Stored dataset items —
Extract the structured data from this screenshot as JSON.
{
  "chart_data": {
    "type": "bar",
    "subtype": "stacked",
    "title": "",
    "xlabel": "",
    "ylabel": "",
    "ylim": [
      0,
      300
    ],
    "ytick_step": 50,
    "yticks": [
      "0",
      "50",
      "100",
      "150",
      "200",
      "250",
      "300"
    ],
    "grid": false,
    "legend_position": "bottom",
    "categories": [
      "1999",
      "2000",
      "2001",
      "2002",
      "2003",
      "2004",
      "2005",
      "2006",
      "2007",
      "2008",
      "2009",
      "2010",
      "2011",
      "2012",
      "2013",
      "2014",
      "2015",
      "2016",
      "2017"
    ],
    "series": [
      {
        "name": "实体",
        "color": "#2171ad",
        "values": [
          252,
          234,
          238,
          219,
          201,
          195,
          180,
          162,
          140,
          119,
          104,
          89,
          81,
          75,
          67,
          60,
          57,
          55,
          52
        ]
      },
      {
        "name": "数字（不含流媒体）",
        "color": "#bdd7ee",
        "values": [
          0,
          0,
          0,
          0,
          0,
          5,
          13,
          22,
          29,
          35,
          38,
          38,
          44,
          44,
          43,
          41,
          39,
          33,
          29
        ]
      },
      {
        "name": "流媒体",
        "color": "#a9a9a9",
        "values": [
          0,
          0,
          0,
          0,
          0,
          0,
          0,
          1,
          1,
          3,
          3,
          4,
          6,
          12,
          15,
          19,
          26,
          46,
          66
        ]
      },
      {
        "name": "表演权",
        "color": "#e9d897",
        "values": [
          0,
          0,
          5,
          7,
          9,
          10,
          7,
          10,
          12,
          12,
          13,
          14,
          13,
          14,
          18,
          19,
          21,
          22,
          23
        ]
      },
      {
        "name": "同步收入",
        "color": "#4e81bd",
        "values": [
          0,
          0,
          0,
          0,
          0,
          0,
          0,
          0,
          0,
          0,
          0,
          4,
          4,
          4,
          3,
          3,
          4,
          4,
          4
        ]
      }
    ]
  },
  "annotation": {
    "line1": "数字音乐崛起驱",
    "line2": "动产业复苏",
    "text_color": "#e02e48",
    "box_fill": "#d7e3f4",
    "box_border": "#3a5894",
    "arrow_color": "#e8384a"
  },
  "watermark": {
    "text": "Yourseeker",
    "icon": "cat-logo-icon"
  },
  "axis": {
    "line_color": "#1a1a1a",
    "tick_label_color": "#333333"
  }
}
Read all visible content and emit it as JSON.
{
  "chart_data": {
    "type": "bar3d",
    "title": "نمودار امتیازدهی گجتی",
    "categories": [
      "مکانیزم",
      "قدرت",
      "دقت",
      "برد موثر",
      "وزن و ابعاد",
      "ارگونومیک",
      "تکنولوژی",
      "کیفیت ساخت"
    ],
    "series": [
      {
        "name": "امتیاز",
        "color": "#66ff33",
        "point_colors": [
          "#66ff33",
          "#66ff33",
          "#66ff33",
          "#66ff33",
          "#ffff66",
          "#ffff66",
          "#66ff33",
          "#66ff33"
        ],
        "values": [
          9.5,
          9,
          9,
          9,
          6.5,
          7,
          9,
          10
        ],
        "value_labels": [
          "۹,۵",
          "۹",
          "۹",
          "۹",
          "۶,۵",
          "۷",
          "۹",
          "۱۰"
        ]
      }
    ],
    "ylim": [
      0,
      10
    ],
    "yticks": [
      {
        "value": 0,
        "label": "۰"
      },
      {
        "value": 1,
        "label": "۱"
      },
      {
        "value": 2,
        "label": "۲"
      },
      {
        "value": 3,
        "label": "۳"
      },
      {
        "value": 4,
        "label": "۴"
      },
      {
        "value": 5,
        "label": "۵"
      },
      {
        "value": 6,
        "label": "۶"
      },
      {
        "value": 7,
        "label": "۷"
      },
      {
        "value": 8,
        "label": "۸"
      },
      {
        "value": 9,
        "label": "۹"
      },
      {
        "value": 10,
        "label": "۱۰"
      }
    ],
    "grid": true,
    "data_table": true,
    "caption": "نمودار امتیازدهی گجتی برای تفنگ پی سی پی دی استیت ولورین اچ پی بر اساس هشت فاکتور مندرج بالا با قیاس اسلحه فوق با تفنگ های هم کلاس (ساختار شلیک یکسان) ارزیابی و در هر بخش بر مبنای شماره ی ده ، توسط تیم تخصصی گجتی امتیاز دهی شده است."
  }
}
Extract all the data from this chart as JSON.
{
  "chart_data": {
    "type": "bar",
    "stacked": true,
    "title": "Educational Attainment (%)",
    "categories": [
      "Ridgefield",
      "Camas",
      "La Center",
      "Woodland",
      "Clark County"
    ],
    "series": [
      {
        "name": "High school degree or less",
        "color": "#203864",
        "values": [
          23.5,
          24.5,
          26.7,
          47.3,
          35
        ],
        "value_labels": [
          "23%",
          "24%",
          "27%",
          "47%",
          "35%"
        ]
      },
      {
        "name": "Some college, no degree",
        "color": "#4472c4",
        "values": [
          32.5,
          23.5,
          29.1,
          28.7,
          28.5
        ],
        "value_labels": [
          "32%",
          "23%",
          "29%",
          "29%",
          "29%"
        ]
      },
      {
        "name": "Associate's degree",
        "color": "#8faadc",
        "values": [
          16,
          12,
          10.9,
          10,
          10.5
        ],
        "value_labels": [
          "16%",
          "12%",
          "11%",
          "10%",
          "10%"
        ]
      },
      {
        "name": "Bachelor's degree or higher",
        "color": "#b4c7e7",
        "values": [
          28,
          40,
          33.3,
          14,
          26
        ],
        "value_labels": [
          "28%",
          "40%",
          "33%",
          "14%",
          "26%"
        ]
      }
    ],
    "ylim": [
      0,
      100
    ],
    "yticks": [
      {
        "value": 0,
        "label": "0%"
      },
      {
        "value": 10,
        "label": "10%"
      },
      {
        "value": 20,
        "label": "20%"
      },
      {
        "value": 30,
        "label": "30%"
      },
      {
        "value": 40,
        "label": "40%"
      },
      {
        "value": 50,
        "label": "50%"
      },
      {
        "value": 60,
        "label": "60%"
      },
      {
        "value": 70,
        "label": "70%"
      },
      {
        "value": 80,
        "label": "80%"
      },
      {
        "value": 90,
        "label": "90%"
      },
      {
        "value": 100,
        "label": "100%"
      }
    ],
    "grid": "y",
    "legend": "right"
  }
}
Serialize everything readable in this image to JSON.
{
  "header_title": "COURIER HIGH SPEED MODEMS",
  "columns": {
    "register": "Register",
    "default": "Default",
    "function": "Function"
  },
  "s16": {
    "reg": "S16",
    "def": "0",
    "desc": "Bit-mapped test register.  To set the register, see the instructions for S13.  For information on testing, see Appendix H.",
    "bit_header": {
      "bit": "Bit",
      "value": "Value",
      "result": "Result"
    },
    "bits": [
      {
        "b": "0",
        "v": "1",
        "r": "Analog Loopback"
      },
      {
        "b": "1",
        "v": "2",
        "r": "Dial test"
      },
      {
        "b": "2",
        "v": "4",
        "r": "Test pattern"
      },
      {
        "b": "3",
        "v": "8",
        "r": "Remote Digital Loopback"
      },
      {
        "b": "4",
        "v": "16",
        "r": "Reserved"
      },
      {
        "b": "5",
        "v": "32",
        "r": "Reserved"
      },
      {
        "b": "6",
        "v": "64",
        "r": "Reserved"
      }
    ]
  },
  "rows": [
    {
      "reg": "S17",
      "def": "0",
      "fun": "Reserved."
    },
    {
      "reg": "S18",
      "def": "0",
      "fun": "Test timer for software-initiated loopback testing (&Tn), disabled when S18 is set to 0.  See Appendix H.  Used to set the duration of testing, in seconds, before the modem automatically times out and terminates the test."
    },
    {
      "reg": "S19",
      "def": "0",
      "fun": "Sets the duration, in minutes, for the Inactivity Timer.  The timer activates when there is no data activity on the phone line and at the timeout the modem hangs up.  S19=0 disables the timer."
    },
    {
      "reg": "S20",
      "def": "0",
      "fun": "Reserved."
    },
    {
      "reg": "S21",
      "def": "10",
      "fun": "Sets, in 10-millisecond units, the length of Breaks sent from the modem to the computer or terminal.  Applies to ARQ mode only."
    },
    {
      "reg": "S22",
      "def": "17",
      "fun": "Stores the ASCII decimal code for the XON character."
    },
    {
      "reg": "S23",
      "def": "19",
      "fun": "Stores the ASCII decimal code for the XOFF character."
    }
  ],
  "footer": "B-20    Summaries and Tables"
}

GIVEN PROBLEM — Gather all lines with the string "timer" from the data.

TASK ANSWER —
      "fun": "Test timer for software-initiated loopback testing (&Tn), disabled when S18 is set to 0.  See Appendix H.  Used to set the duration of testing, in seconds, before the modem automatically times out and terminates the test."
      "fun": "Sets the duration, in minutes, for the Inactivity Timer.  The timer activates when there is no data activity on the phone line and at the timeout the modem hangs up.  S19=0 disables the timer."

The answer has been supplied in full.